• **THE REQUEST**:
Copy the data below word for word, from its first line through the line that contains "The supporting shaft 58 is at (857, 358).", including both. Leave out the pictures.

**** STORED RECORDS

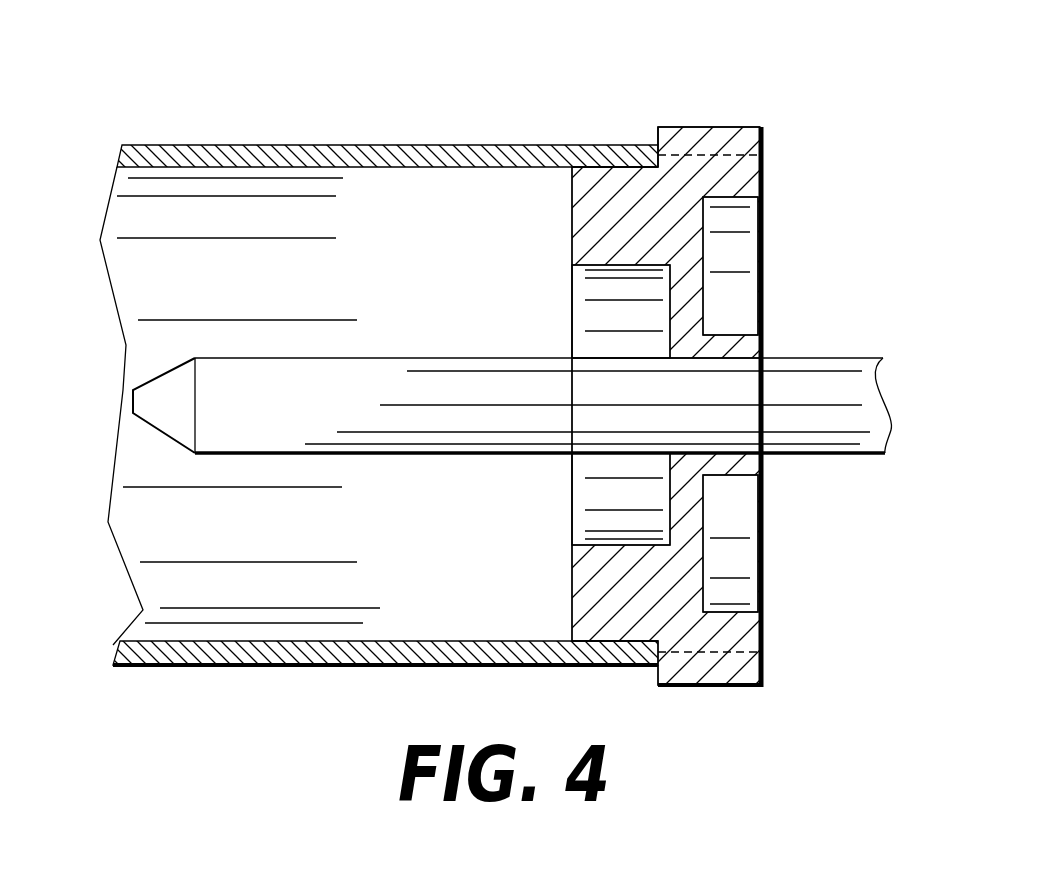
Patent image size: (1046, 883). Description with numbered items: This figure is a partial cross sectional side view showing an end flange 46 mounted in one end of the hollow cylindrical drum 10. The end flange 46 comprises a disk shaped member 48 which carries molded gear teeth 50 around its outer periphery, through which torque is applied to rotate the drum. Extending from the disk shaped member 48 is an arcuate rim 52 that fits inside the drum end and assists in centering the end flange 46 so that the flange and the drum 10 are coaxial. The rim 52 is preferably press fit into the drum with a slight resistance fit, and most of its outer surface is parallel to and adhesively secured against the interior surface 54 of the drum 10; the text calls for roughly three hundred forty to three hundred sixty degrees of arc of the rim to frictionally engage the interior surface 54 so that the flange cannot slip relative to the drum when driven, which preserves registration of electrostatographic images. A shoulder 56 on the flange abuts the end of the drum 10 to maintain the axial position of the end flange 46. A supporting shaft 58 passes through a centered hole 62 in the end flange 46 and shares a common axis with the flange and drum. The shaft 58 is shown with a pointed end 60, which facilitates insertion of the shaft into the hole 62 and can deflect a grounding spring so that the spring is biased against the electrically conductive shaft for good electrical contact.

The drum 10 is at (166, 144).
The end flange 46 is at (808, 239).
The disk shaped member 48 is at (752, 635).
The gear teeth 50 is at (712, 133).
The arcuate rim 52 is at (609, 620).
The interior surface 54 is at (486, 634).
The shoulder 56 is at (641, 130).
The supporting shaft 58 is at (857, 358).
The pointed end 60 is at (146, 370).
The hole 62 is at (778, 349).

********

• **THE COMPLETED TASK**:
Patent image size: (1046, 883). Description with numbered items: This figure is a partial cross sectional side view showing an end flange 46 mounted in one end of the hollow cylindrical drum 10. The end flange 46 comprises a disk shaped member 48 which carries molded gear teeth 50 around its outer periphery, through which torque is applied to rotate the drum. Extending from the disk shaped member 48 is an arcuate rim 52 that fits inside the drum end and assists in centering the end flange 46 so that the flange and the drum 10 are coaxial. The rim 52 is preferably press fit into the drum with a slight resistance fit, and most of its outer surface is parallel to and adhesively secured against the interior surface 54 of the drum 10; the text calls for roughly three hundred forty to three hundred sixty degrees of arc of the rim to frictionally engage the interior surface 54 so that the flange cannot slip relative to the drum when driven, which preserves registration of electrostatographic images. A shoulder 56 on the flange abuts the end of the drum 10 to maintain the axial position of the end flange 46. A supporting shaft 58 passes through a centered hole 62 in the end flange 46 and shares a common axis with the flange and drum. The shaft 58 is shown with a pointed end 60, which facilitates insertion of the shaft into the hole 62 and can deflect a grounding spring so that the spring is biased against the electrically conductive shaft for good electrical contact.

The drum 10 is at (166, 144).
The end flange 46 is at (808, 239).
The disk shaped member 48 is at (752, 635).
The gear teeth 50 is at (712, 133).
The arcuate rim 52 is at (609, 620).
The interior surface 54 is at (486, 634).
The shoulder 56 is at (641, 130).
The supporting shaft 58 is at (857, 358).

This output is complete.